Search each line of the data for the word "http"; copy every line where it is found.

**** Raw data

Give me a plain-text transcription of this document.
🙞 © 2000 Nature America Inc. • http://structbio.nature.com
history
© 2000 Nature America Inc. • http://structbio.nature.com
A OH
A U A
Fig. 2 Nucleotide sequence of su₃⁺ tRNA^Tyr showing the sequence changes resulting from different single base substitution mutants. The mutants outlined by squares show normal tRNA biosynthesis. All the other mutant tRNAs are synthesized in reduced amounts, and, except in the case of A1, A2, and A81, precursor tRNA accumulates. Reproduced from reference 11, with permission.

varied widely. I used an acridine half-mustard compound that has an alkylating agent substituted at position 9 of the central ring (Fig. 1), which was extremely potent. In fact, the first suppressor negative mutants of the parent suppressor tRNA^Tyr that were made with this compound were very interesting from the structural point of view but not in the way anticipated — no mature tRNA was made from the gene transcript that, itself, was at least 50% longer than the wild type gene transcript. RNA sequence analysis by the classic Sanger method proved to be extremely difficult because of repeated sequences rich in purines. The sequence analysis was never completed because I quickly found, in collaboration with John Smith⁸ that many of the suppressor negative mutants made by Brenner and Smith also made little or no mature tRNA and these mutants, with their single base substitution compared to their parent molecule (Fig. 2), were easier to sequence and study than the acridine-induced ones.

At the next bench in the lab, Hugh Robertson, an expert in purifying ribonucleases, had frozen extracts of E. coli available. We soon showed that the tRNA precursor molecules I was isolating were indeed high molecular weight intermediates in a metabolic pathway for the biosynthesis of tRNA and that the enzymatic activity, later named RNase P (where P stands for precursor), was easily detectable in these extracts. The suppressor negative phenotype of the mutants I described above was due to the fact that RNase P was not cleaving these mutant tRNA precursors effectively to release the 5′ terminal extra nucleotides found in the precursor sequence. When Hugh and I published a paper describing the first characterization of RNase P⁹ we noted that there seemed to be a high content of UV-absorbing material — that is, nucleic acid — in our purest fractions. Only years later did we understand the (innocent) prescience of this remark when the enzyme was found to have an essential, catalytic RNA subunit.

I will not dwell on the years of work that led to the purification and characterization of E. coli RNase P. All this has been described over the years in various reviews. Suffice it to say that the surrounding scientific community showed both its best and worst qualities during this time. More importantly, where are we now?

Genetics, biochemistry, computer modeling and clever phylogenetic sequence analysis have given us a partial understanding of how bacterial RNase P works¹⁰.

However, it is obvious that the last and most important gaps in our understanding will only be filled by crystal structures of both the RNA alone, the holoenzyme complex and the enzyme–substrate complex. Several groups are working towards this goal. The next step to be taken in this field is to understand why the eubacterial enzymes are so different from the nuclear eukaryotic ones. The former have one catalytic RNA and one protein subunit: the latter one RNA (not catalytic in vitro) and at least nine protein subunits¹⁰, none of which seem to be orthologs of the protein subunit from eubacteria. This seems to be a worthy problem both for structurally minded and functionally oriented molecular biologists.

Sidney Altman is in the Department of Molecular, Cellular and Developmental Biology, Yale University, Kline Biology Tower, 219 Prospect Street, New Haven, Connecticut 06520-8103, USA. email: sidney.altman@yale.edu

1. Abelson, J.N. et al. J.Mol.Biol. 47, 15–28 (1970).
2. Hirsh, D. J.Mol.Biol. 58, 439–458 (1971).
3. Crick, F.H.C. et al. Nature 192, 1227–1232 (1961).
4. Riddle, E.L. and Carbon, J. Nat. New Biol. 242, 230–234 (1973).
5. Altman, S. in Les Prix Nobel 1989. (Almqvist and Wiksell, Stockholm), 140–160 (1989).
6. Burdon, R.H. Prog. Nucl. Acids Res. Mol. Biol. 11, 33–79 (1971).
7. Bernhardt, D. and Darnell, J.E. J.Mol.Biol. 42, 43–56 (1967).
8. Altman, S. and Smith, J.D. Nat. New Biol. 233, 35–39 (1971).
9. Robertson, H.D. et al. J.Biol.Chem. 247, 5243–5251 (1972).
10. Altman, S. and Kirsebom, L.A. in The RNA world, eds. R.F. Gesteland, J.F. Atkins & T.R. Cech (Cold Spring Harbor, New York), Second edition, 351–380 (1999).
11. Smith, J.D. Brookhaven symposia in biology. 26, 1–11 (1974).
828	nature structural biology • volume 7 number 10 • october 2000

********

◆ Exercise solution
🙞 © 2000 Nature America Inc. • http://structbio.nature.com
© 2000 Nature America Inc. • http://structbio.nature.com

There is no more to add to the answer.